▶ _WHAT YOU HAVE TO DO_: Extract the full set of records, then give each one again exactly.

Figure collection entries:
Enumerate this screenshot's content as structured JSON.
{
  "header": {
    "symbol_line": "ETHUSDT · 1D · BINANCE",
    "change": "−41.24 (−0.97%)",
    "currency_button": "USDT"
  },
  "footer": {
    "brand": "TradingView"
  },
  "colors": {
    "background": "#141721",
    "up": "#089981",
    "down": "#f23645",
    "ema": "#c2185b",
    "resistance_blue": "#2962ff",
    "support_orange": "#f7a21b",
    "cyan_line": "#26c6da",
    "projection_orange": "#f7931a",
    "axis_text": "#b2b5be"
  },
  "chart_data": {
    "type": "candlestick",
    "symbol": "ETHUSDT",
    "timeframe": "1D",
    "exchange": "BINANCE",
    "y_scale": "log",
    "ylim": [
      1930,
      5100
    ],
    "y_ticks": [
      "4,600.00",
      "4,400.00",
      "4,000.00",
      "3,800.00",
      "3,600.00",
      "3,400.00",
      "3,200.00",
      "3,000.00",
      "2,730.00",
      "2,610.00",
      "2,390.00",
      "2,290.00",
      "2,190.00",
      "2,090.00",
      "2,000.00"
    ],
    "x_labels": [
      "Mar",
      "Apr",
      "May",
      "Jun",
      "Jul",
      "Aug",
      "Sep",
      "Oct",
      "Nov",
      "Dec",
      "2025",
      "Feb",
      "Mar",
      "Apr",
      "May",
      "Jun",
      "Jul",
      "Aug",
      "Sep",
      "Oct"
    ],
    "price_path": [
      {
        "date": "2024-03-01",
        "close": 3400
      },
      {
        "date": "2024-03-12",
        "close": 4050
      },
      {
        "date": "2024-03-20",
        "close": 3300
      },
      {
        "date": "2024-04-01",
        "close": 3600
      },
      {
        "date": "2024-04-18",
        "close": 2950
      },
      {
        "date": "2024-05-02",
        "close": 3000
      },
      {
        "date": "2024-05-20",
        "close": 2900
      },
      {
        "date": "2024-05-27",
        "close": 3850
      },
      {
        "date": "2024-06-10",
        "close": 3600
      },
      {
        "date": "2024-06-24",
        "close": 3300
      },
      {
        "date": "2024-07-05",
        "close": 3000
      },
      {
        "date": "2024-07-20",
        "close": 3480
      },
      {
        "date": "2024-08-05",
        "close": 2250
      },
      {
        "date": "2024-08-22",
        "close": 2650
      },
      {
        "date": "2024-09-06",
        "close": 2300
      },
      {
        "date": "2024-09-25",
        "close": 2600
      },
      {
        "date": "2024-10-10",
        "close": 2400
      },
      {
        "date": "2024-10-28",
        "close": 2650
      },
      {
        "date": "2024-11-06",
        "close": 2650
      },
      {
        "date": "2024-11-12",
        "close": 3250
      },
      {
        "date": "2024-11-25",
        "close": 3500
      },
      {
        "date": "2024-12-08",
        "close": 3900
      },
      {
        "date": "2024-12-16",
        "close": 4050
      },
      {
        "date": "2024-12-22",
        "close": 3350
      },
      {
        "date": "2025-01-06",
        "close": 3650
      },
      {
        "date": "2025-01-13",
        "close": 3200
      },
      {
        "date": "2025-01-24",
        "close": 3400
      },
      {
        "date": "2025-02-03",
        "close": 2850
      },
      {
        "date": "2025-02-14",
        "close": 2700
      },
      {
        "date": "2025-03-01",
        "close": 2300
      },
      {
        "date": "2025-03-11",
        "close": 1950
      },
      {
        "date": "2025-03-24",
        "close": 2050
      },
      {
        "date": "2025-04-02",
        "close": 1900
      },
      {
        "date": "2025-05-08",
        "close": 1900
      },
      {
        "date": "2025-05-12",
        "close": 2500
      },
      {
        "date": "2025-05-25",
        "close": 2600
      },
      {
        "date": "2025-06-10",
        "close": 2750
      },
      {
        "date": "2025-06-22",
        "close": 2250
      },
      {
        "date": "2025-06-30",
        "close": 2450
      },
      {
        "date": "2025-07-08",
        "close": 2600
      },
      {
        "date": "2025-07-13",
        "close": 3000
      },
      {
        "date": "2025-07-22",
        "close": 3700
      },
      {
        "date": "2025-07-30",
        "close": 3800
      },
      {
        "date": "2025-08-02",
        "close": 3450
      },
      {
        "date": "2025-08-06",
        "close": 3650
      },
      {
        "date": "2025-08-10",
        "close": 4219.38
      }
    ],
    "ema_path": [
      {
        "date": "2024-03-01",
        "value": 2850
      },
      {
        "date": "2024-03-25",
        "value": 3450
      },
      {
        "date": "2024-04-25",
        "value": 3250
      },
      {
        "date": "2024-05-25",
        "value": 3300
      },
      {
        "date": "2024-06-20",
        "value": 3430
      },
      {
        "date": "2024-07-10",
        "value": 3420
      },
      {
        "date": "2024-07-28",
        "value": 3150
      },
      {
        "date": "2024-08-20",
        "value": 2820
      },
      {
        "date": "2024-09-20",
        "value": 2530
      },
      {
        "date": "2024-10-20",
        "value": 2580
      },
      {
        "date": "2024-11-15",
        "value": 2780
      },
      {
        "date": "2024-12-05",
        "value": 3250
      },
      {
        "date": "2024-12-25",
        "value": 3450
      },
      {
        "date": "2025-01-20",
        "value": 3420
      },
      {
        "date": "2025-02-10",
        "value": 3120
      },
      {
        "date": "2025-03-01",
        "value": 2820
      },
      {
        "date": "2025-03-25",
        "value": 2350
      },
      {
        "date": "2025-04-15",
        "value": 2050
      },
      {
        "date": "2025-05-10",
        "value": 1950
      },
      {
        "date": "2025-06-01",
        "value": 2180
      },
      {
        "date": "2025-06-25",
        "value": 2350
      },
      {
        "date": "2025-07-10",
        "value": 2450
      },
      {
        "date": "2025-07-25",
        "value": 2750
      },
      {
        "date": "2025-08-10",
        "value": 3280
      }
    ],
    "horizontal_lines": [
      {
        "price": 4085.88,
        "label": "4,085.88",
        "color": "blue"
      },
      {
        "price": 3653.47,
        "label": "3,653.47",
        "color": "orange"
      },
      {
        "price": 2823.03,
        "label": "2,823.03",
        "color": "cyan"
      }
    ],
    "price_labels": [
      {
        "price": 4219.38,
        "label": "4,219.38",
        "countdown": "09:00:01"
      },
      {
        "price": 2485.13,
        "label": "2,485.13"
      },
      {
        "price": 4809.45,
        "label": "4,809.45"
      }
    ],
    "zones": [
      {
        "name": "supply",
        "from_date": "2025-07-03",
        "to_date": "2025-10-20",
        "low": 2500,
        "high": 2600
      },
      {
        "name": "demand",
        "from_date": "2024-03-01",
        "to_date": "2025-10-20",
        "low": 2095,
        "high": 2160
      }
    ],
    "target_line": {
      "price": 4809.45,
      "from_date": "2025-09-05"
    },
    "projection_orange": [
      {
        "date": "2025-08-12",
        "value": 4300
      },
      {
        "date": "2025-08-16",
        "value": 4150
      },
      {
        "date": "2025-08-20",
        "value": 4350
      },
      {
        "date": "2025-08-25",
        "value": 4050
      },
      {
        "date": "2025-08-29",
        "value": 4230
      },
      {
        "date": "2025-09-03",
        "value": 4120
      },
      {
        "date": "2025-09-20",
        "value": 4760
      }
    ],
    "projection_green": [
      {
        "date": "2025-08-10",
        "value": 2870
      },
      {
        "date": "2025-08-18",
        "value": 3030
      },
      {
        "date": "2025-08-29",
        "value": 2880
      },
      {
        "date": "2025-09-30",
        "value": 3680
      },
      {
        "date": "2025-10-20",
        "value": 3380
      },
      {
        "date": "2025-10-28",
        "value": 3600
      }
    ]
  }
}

▶ _EXERCISE RESPONSE_:
Enumerate this screenshot's content as structured JSON.
{
  "header": {
    "symbol_line": "ETHUSDT · 1D · BINANCE",
    "change": "−41.24 (−0.97%)",
    "currency_button": "USDT"
  },
  "footer": {
    "brand": "TradingView"
  },
  "colors": {
    "background": "#141721",
    "up": "#089981",
    "down": "#f23645",
    "ema": "#c2185b",
    "resistance_blue": "#2962ff",
    "support_orange": "#f7a21b",
    "cyan_line": "#26c6da",
    "projection_orange": "#f7931a",
    "axis_text": "#b2b5be"
  },
  "chart_data": {
    "type": "candlestick",
    "symbol": "ETHUSDT",
    "timeframe": "1D",
    "exchange": "BINANCE",
    "y_scale": "log",
    "ylim": [
      1930,
      5100
    ],
    "y_ticks": [
      "4,600.00",
      "4,400.00",
      "4,000.00",
      "3,800.00",
      "3,600.00",
      "3,400.00",
      "3,200.00",
      "3,000.00",
      "2,730.00",
      "2,610.00",
      "2,390.00",
      "2,290.00",
      "2,190.00",
      "2,090.00",
      "2,000.00"
    ],
    "x_labels": [
      "Mar",
      "Apr",
      "May",
      "Jun",
      "Jul",
      "Aug",
      "Sep",
      "Oct",
      "Nov",
      "Dec",
      "2025",
      "Feb",
      "Mar",
      "Apr",
      "May",
      "Jun",
      "Jul",
      "Aug",
      "Sep",
      "Oct"
    ],
    "price_path": [
      {
        "date": "2024-03-01",
        "close": 3400
      },
      {
        "date": "2024-03-12",
        "close": 4050
      },
      {
        "date": "2024-03-20",
        "close": 3300
      },
      {
        "date": "2024-04-01",
        "close": 3600
      },
      {
        "date": "2024-04-18",
        "close": 2950
      },
      {
        "date": "2024-05-02",
        "close": 3000
      },
      {
        "date": "2024-05-20",
        "close": 2900
      },
      {
        "date": "2024-05-27",
        "close": 3850
      },
      {
        "date": "2024-06-10",
        "close": 3600
      },
      {
        "date": "2024-06-24",
        "close": 3300
      },
      {
        "date": "2024-07-05",
        "close": 3000
      },
      {
        "date": "2024-07-20",
        "close": 3480
      },
      {
        "date": "2024-08-05",
        "close": 2250
      },
      {
        "date": "2024-08-22",
        "close": 2650
      },
      {
        "date": "2024-09-06",
        "close": 2300
      },
      {
        "date": "2024-09-25",
        "close": 2600
      },
      {
        "date": "2024-10-10",
        "close": 2400
      },
      {
        "date": "2024-10-28",
        "close": 2650
      },
      {
        "date": "2024-11-06",
        "close": 2650
      },
      {
        "date": "2024-11-12",
        "close": 3250
      },
      {
        "date": "2024-11-25",
        "close": 3500
      },
      {
        "date": "2024-12-08",
        "close": 3900
      },
      {
        "date": "2024-12-16",
        "close": 4050
      },
      {
        "date": "2024-12-22",
        "close": 3350
      },
      {
        "date": "2025-01-06",
        "close": 3650
      },
      {
        "date": "2025-01-13",
        "close": 3200
      },
      {
        "date": "2025-01-24",
        "close": 3400
      },
      {
        "date": "2025-02-03",
        "close": 2850
      },
      {
        "date": "2025-02-14",
        "close": 2700
      },
      {
        "date": "2025-03-01",
        "close": 2300
      },
      {
        "date": "2025-03-11",
        "close": 1950
      },
      {
        "date": "2025-03-24",
        "close": 2050
      },
      {
        "date": "2025-04-02",
        "close": 1900
      },
      {
        "date": "2025-05-08",
        "close": 1900
      },
      {
        "date": "2025-05-12",
        "close": 2500
      },
      {
        "date": "2025-05-25",
        "close": 2600
      },
      {
        "date": "2025-06-10",
        "close": 2750
      },
      {
        "date": "2025-06-22",
        "close": 2250
      },
      {
        "date": "2025-06-30",
        "close": 2450
      },
      {
        "date": "2025-07-08",
        "close": 2600
      },
      {
        "date": "2025-07-13",
        "close": 3000
      },
      {
        "date": "2025-07-22",
        "close": 3700
      },
      {
        "date": "2025-07-30",
        "close": 3800
      },
      {
        "date": "2025-08-02",
        "close": 3450
      },
      {
        "date": "2025-08-06",
        "close": 3650
      },
      {
        "date": "2025-08-10",
        "close": 4219.38
      }
    ],
    "ema_path": [
      {
        "date": "2024-03-01",
        "value": 2850
      },
      {
        "date": "2024-03-25",
        "value": 3450
      },
      {
        "date": "2024-04-25",
        "value": 3250
      },
      {
        "date": "2024-05-25",
        "value": 3300
      },
      {
        "date": "2024-06-20",
        "value": 3430
      },
      {
        "date": "2024-07-10",
        "value": 3420
      },
      {
        "date": "2024-07-28",
        "value": 3150
      },
      {
        "date": "2024-08-20",
        "value": 2820
      },
      {
        "date": "2024-09-20",
        "value": 2530
      },
      {
        "date": "2024-10-20",
        "value": 2580
      },
      {
        "date": "2024-11-15",
        "value": 2780
      },
      {
        "date": "2024-12-05",
        "value": 3250
      },
      {
        "date": "2024-12-25",
        "value": 3450
      },
      {
        "date": "2025-01-20",
        "value": 3420
      },
      {
        "date": "2025-02-10",
        "value": 3120
      },
      {
        "date": "2025-03-01",
        "value": 2820
      },
      {
        "date": "2025-03-25",
        "value": 2350
      },
      {
        "date": "2025-04-15",
        "value": 2050
      },
      {
        "date": "2025-05-10",
        "value": 1950
      },
      {
        "date": "2025-06-01",
        "value": 2180
      },
      {
        "date": "2025-06-25",
        "value": 2350
      },
      {
        "date": "2025-07-10",
        "value": 2450
      },
      {
        "date": "2025-07-25",
        "value": 2750
      },
      {
        "date": "2025-08-10",
        "value": 3280
      }
    ],
    "horizontal_lines": [
      {
        "price": 4085.88,
        "label": "4,085.88",
        "color": "blue"
      },
      {
        "price": 3653.47,
        "label": "3,653.47",
        "color": "orange"
      },
      {
        "price": 2823.03,
        "label": "2,823.03",
        "color": "cyan"
      }
    ],
    "price_labels": [
      {
        "price": 4219.38,
        "label": "4,219.38",
        "countdown": "09:00:01"
      },
      {
        "price": 2485.13,
        "label": "2,485.13"
      },
      {
        "price": 4809.45,
        "label": "4,809.45"
      }
    ],
    "zones": [
      {
        "name": "supply",
        "from_date": "2025-07-03",
        "to_date": "2025-10-20",
        "low": 2500,
        "high": 2600
      },
      {
        "name": "demand",
        "from_date": "2024-03-01",
        "to_date": "2025-10-20",
        "low": 2095,
        "high": 2160
      }
    ],
    "target_line": {
      "price": 4809.45,
      "from_date": "2025-09-05"
    },
    "projection_orange": [
      {
        "date": "2025-08-12",
        "value": 4300
      },
      {
        "date": "2025-08-16",
        "value": 4150
      },
      {
        "date": "2025-08-20",
        "value": 4350
      },
      {
        "date": "2025-08-25",
        "value": 4050
      },
      {
        "date": "2025-08-29",
        "value": 4230
      },
      {
        "date": "2025-09-03",
        "value": 4120
      },
      {
        "date": "2025-09-20",
        "value": 4760
      }
    ],
    "projection_green": [
      {
        "date": "2025-08-10",
        "value": 2870
      },
      {
        "date": "2025-08-18",
        "value": 3030
      },
      {
        "date": "2025-08-29",
        "value": 2880
      },
      {
        "date": "2025-09-30",
        "value": 3680
      },
      {
        "date": "2025-10-20",
        "value": 3380
      },
      {
        "date": "2025-10-28",
        "value": 3600
      }
    ]
  }
}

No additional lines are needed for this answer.